Task to carry out
Reproduce each record below exactly as written.

Stored data entries:

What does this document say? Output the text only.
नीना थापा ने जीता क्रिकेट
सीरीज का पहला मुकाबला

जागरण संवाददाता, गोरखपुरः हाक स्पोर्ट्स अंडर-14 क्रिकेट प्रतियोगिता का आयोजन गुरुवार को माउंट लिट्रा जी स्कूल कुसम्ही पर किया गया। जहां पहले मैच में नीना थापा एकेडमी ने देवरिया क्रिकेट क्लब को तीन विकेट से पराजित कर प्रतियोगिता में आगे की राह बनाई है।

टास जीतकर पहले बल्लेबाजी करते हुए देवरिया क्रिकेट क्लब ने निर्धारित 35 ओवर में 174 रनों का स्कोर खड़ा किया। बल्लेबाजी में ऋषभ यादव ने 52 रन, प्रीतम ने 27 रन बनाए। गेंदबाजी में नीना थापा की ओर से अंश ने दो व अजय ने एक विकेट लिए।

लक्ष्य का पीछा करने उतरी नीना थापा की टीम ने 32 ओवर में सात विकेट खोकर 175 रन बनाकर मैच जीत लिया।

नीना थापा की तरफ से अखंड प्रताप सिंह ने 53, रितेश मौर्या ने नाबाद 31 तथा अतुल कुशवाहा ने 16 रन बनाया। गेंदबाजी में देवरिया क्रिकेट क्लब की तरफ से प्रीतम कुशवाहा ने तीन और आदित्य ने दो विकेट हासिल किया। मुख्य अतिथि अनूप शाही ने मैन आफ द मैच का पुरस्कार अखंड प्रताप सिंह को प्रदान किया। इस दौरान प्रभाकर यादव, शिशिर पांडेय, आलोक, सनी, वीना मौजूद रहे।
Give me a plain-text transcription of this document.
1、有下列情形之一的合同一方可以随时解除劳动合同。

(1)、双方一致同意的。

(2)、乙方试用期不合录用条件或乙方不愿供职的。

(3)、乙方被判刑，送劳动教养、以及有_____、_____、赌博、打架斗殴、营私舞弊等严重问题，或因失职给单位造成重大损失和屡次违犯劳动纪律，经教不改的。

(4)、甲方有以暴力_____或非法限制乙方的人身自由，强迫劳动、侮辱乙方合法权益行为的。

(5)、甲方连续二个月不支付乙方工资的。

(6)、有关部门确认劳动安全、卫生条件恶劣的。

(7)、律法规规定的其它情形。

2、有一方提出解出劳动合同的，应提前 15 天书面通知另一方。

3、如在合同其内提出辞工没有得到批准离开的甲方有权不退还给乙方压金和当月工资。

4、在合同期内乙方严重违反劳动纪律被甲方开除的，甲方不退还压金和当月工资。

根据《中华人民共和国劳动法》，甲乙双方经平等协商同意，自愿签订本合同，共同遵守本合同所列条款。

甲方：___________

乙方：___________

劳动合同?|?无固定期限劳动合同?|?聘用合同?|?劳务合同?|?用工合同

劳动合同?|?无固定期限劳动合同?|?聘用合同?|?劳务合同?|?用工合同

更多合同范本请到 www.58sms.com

Complete output
What does this document say? Output the text only.
नीना थापा ने जीता क्रिकेट
सीरीज का पहला मुकाबला

जागरण संवाददाता, गोरखपुरः हाक स्पोर्ट्स अंडर-14 क्रिकेट प्रतियोगिता का आयोजन गुरुवार को माउंट लिट्रा जी स्कूल कुसम्ही पर किया गया। जहां पहले मैच में नीना थापा एकेडमी ने देवरिया क्रिकेट क्लब को तीन विकेट से पराजित कर प्रतियोगिता में आगे की राह बनाई है।

टास जीतकर पहले बल्लेबाजी करते हुए देवरिया क्रिकेट क्लब ने निर्धारित 35 ओवर में 174 रनों का स्कोर खड़ा किया। बल्लेबाजी में ऋषभ यादव ने 52 रन, प्रीतम ने 27 रन बनाए। गेंदबाजी में नीना थापा की ओर से अंश ने दो व अजय ने एक विकेट लिए।

लक्ष्य का पीछा करने उतरी नीना थापा की टीम ने 32 ओवर में सात विकेट खोकर 175 रन बनाकर मैच जीत लिया।

नीना थापा की तरफ से अखंड प्रताप सिंह ने 53, रितेश मौर्या ने नाबाद 31 तथा अतुल कुशवाहा ने 16 रन बनाया। गेंदबाजी में देवरिया क्रिकेट क्लब की तरफ से प्रीतम कुशवाहा ने तीन और आदित्य ने दो विकेट हासिल किया। मुख्य अतिथि अनूप शाही ने मैन आफ द मैच का पुरस्कार अखंड प्रताप सिंह को प्रदान किया। इस दौरान प्रभाकर यादव, शिशिर पांडेय, आलोक, सनी, वीना मौजूद रहे।
Give me a plain-text transcription of this document.
1、有下列情形之一的合同一方可以随时解除劳动合同。

(1)、双方一致同意的。

(2)、乙方试用期不合录用条件或乙方不愿供职的。

(3)、乙方被判刑，送劳动教养、以及有_____、_____、赌博、打架斗殴、营私舞弊等严重问题，或因失职给单位造成重大损失和屡次违犯劳动纪律，经教不改的。

(4)、甲方有以暴力_____或非法限制乙方的人身自由，强迫劳动、侮辱乙方合法权益行为的。

(5)、甲方连续二个月不支付乙方工资的。

(6)、有关部门确认劳动安全、卫生条件恶劣的。

(7)、律法规规定的其它情形。

2、有一方提出解出劳动合同的，应提前 15 天书面通知另一方。

3、如在合同其内提出辞工没有得到批准离开的甲方有权不退还给乙方压金和当月工资。

4、在合同期内乙方严重违反劳动纪律被甲方开除的，甲方不退还压金和当月工资。

根据《中华人民共和国劳动法》，甲乙双方经平等协商同意，自愿签订本合同，共同遵守本合同所列条款。

甲方：___________

乙方：___________

劳动合同?|?无固定期限劳动合同?|?聘用合同?|?劳务合同?|?用工合同

劳动合同?|?无固定期限劳动合同?|?聘用合同?|?劳务合同?|?用工合同

更多合同范本请到 www.58sms.com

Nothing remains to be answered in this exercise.